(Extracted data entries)
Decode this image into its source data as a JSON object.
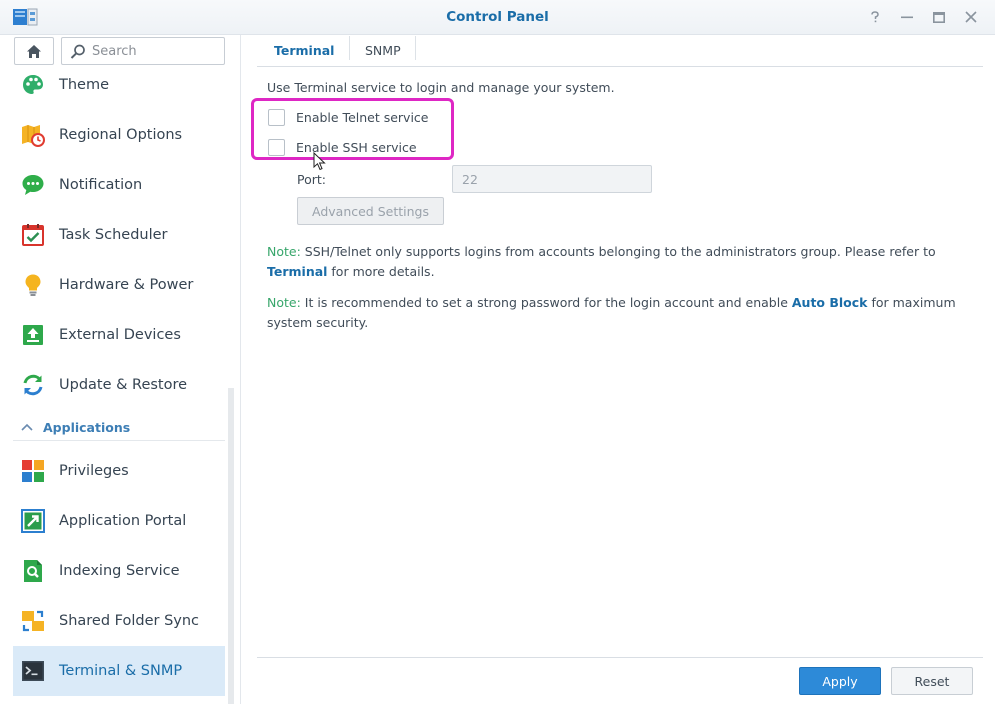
{
  "window": {
    "title": "Control Panel",
    "app_icon": "control-panel-icon",
    "controls": [
      "help-icon",
      "minimize-icon",
      "maximize-icon",
      "close-icon"
    ]
  },
  "sidebar": {
    "search_placeholder": "Search",
    "items": [
      {
        "label": "Theme",
        "icon": "theme-palette-icon"
      },
      {
        "label": "Regional Options",
        "icon": "regional-options-icon"
      },
      {
        "label": "Notification",
        "icon": "notification-chat-icon"
      },
      {
        "label": "Task Scheduler",
        "icon": "task-scheduler-icon"
      },
      {
        "label": "Hardware & Power",
        "icon": "lightbulb-icon"
      },
      {
        "label": "External Devices",
        "icon": "external-devices-icon"
      },
      {
        "label": "Update & Restore",
        "icon": "update-restore-icon"
      }
    ],
    "section": {
      "label": "Applications",
      "icon": "chevron-up-icon"
    },
    "app_items": [
      {
        "label": "Privileges",
        "icon": "privileges-icon"
      },
      {
        "label": "Application Portal",
        "icon": "application-portal-icon"
      },
      {
        "label": "Indexing Service",
        "icon": "indexing-service-icon"
      },
      {
        "label": "Shared Folder Sync",
        "icon": "shared-folder-sync-icon"
      },
      {
        "label": "Terminal & SNMP",
        "icon": "terminal-icon",
        "active": true
      }
    ]
  },
  "tabs": [
    {
      "label": "Terminal",
      "active": true
    },
    {
      "label": "SNMP",
      "active": false
    }
  ],
  "terminal": {
    "description": "Use Terminal service to login and manage your system.",
    "telnet": {
      "label": "Enable Telnet service",
      "checked": false
    },
    "ssh": {
      "label": "Enable SSH service",
      "checked": false
    },
    "port": {
      "label": "Port:",
      "value": "22"
    },
    "advanced_label": "Advanced Settings",
    "note1": {
      "prefix": "Note:",
      "text": " SSH/Telnet only supports logins from accounts belonging to the administrators group. Please refer to",
      "link": "Terminal",
      "suffix": " for more details."
    },
    "note2": {
      "prefix": "Note:",
      "text": " It is recommended to set a strong password for the login account and enable ",
      "link": "Auto Block",
      "suffix": " for maximum system security."
    }
  },
  "footer": {
    "apply_label": "Apply",
    "reset_label": "Reset"
  },
  "colors": {
    "accent": "#1a6da8",
    "note": "#37a66b",
    "highlight": "#de27c4",
    "apply": "#2d8ad8"
  }
}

# Your goal
All the lines above are to be given again exactly as they read, with the pictures removed.

# The answer
Decode this image into its source data as a JSON object.
{
  "window": {
    "title": "Control Panel",
    "app_icon": "control-panel-icon",
    "controls": [
      "help-icon",
      "minimize-icon",
      "maximize-icon",
      "close-icon"
    ]
  },
  "sidebar": {
    "search_placeholder": "Search",
    "items": [
      {
        "label": "Theme",
        "icon": "theme-palette-icon"
      },
      {
        "label": "Regional Options",
        "icon": "regional-options-icon"
      },
      {
        "label": "Notification",
        "icon": "notification-chat-icon"
      },
      {
        "label": "Task Scheduler",
        "icon": "task-scheduler-icon"
      },
      {
        "label": "Hardware & Power",
        "icon": "lightbulb-icon"
      },
      {
        "label": "External Devices",
        "icon": "external-devices-icon"
      },
      {
        "label": "Update & Restore",
        "icon": "update-restore-icon"
      }
    ],
    "section": {
      "label": "Applications",
      "icon": "chevron-up-icon"
    },
    "app_items": [
      {
        "label": "Privileges",
        "icon": "privileges-icon"
      },
      {
        "label": "Application Portal",
        "icon": "application-portal-icon"
      },
      {
        "label": "Indexing Service",
        "icon": "indexing-service-icon"
      },
      {
        "label": "Shared Folder Sync",
        "icon": "shared-folder-sync-icon"
      },
      {
        "label": "Terminal & SNMP",
        "icon": "terminal-icon",
        "active": true
      }
    ]
  },
  "tabs": [
    {
      "label": "Terminal",
      "active": true
    },
    {
      "label": "SNMP",
      "active": false
    }
  ],
  "terminal": {
    "description": "Use Terminal service to login and manage your system.",
    "telnet": {
      "label": "Enable Telnet service",
      "checked": false
    },
    "ssh": {
      "label": "Enable SSH service",
      "checked": false
    },
    "port": {
      "label": "Port:",
      "value": "22"
    },
    "advanced_label": "Advanced Settings",
    "note1": {
      "prefix": "Note:",
      "text": " SSH/Telnet only supports logins from accounts belonging to the administrators group. Please refer to",
      "link": "Terminal",
      "suffix": " for more details."
    },
    "note2": {
      "prefix": "Note:",
      "text": " It is recommended to set a strong password for the login account and enable ",
      "link": "Auto Block",
      "suffix": " for maximum system security."
    }
  },
  "footer": {
    "apply_label": "Apply",
    "reset_label": "Reset"
  },
  "colors": {
    "accent": "#1a6da8",
    "note": "#37a66b",
    "highlight": "#de27c4",
    "apply": "#2d8ad8"
  }
}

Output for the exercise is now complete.